Records for processing:
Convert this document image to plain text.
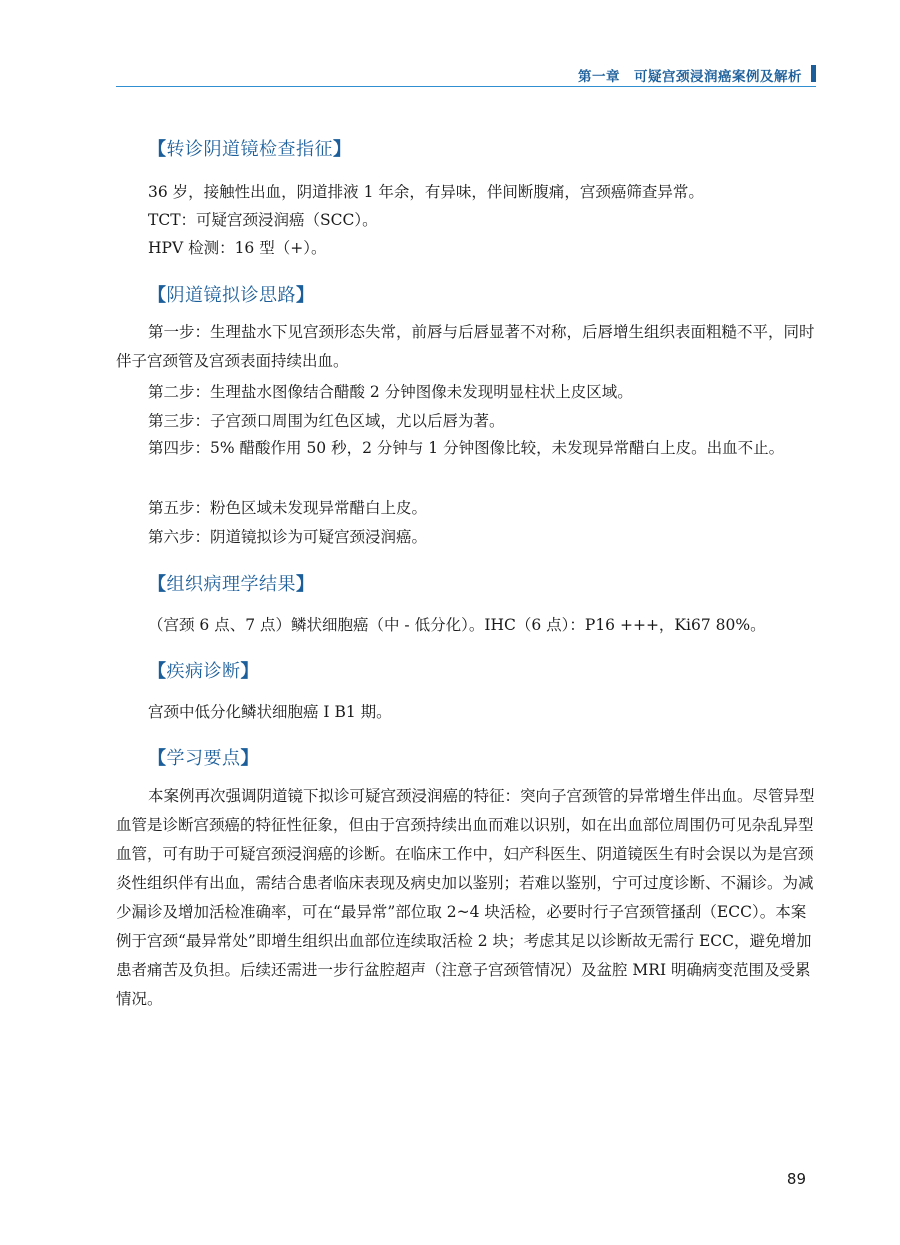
第一章　可疑宫颈浸润癌案例及解析
【转诊阴道镜检查指征】
36 岁，接触性出血，阴道排液 1 年余，有异味，伴间断腹痛，宫颈癌筛查异常。
TCT：可疑宫颈浸润癌（SCC）。
HPV 检测：16 型（+）。
【阴道镜拟诊思路】

第一步：生理盐水下见宫颈形态失常，前唇与后唇显著不对称，后唇增生组织表面粗糙不平，同时伴子宫颈管及宫颈表面持续出血。

第二步：生理盐水图像结合醋酸 2 分钟图像未发现明显柱状上皮区域。
第三步：子宫颈口周围为红色区域，尤以后唇为著。

第四步：5% 醋酸作用 50 秒，2 分钟与 1 分钟图像比较，未发现异常醋白上皮。出血不止。

第五步：粉色区域未发现异常醋白上皮。
第六步：阴道镜拟诊为可疑宫颈浸润癌。
【组织病理学结果】
（宫颈 6 点、7 点）鳞状细胞癌（中 - 低分化）。IHC（6 点）：P16 +++，Ki67 80%。
【疾病诊断】
宫颈中低分化鳞状细胞癌 Ⅰ B1 期。
【学习要点】

本案例再次强调阴道镜下拟诊可疑宫颈浸润癌的特征：突向子宫颈管的异常增生伴出血。尽管异型血管是诊断宫颈癌的特征性征象，但由于宫颈持续出血而难以识别，如在出血部位周围仍可见杂乱异型血管，可有助于可疑宫颈浸润癌的诊断。在临床工作中，妇产科医生、阴道镜医生有时会误以为是宫颈炎性组织伴有出血，需结合患者临床表现及病史加以鉴别；若难以鉴别，宁可过度诊断、不漏诊。为减少漏诊及增加活检准确率，可在“最异常”部位取 2~4 块活检，必要时行子宫颈管搔刮（ECC）。本案例于宫颈“最异常处”即增生组织出血部位连续取活检 2 块；考虑其足以诊断故无需行 ECC，避免增加患者痛苦及负担。后续还需进一步行盆腔超声（注意子宫颈管情况）及盆腔 MRI 明确病变范围及受累情况。

89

What you have to do:
Output all of the records exactly as they appear above, but not the pictures.

Expected answer:
Convert this document image to plain text.
第一章　可疑宫颈浸润癌案例及解析
【转诊阴道镜检查指征】
36 岁，接触性出血，阴道排液 1 年余，有异味，伴间断腹痛，宫颈癌筛查异常。
TCT：可疑宫颈浸润癌（SCC）。
HPV 检测：16 型（+）。
【阴道镜拟诊思路】

第一步：生理盐水下见宫颈形态失常，前唇与后唇显著不对称，后唇增生组织表面粗糙不平，同时伴子宫颈管及宫颈表面持续出血。

第二步：生理盐水图像结合醋酸 2 分钟图像未发现明显柱状上皮区域。
第三步：子宫颈口周围为红色区域，尤以后唇为著。

第四步：5% 醋酸作用 50 秒，2 分钟与 1 分钟图像比较，未发现异常醋白上皮。出血不止。

第五步：粉色区域未发现异常醋白上皮。
第六步：阴道镜拟诊为可疑宫颈浸润癌。
【组织病理学结果】
（宫颈 6 点、7 点）鳞状细胞癌（中 - 低分化）。IHC（6 点）：P16 +++，Ki67 80%。
【疾病诊断】
宫颈中低分化鳞状细胞癌 Ⅰ B1 期。
【学习要点】

本案例再次强调阴道镜下拟诊可疑宫颈浸润癌的特征：突向子宫颈管的异常增生伴出血。尽管异型血管是诊断宫颈癌的特征性征象，但由于宫颈持续出血而难以识别，如在出血部位周围仍可见杂乱异型血管，可有助于可疑宫颈浸润癌的诊断。在临床工作中，妇产科医生、阴道镜医生有时会误以为是宫颈炎性组织伴有出血，需结合患者临床表现及病史加以鉴别；若难以鉴别，宁可过度诊断、不漏诊。为减少漏诊及增加活检准确率，可在“最异常”部位取 2~4 块活检，必要时行子宫颈管搔刮（ECC）。本案例于宫颈“最异常处”即增生组织出血部位连续取活检 2 块；考虑其足以诊断故无需行 ECC，避免增加患者痛苦及负担。后续还需进一步行盆腔超声（注意子宫颈管情况）及盆腔 MRI 明确病变范围及受累情况。

89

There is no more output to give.